** The exercise **
Copy out the complete listing, word for word.

(Items from a dataset)
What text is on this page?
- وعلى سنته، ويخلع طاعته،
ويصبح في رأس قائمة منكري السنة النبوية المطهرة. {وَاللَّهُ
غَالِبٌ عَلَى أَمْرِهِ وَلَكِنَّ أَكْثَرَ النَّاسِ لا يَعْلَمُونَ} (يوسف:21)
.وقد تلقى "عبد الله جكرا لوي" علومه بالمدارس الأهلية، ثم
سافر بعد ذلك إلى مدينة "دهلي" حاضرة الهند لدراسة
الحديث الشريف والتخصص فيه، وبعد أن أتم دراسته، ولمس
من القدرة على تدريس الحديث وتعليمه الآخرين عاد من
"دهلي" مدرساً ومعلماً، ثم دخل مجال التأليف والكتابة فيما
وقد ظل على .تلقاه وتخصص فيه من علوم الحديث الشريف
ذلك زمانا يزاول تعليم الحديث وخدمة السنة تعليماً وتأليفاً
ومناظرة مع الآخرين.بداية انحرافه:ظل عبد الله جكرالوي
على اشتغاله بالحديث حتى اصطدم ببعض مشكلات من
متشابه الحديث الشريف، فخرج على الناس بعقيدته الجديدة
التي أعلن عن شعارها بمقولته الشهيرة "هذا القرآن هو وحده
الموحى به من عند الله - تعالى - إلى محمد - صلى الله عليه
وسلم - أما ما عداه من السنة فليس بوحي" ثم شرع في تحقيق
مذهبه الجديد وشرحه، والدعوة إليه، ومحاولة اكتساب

** Solution to this task **
What text is on this page?
- وعلى سنته، ويخلع طاعته،
ويصبح في رأس قائمة منكري السنة النبوية المطهرة. {وَاللَّهُ
غَالِبٌ عَلَى أَمْرِهِ وَلَكِنَّ أَكْثَرَ النَّاسِ لا يَعْلَمُونَ} (يوسف:21)
.وقد تلقى "عبد الله جكرا لوي" علومه بالمدارس الأهلية، ثم
سافر بعد ذلك إلى مدينة "دهلي" حاضرة الهند لدراسة
الحديث الشريف والتخصص فيه، وبعد أن أتم دراسته، ولمس
من القدرة على تدريس الحديث وتعليمه الآخرين عاد من
"دهلي" مدرساً ومعلماً، ثم دخل مجال التأليف والكتابة فيما
وقد ظل على .تلقاه وتخصص فيه من علوم الحديث الشريف
ذلك زمانا يزاول تعليم الحديث وخدمة السنة تعليماً وتأليفاً
ومناظرة مع الآخرين.بداية انحرافه:ظل عبد الله جكرالوي
على اشتغاله بالحديث حتى اصطدم ببعض مشكلات من
متشابه الحديث الشريف، فخرج على الناس بعقيدته الجديدة
التي أعلن عن شعارها بمقولته الشهيرة "هذا القرآن هو وحده
الموحى به من عند الله - تعالى - إلى محمد - صلى الله عليه
وسلم - أما ما عداه من السنة فليس بوحي" ثم شرع في تحقيق
مذهبه الجديد وشرحه، والدعوة إليه، ومحاولة اكتساب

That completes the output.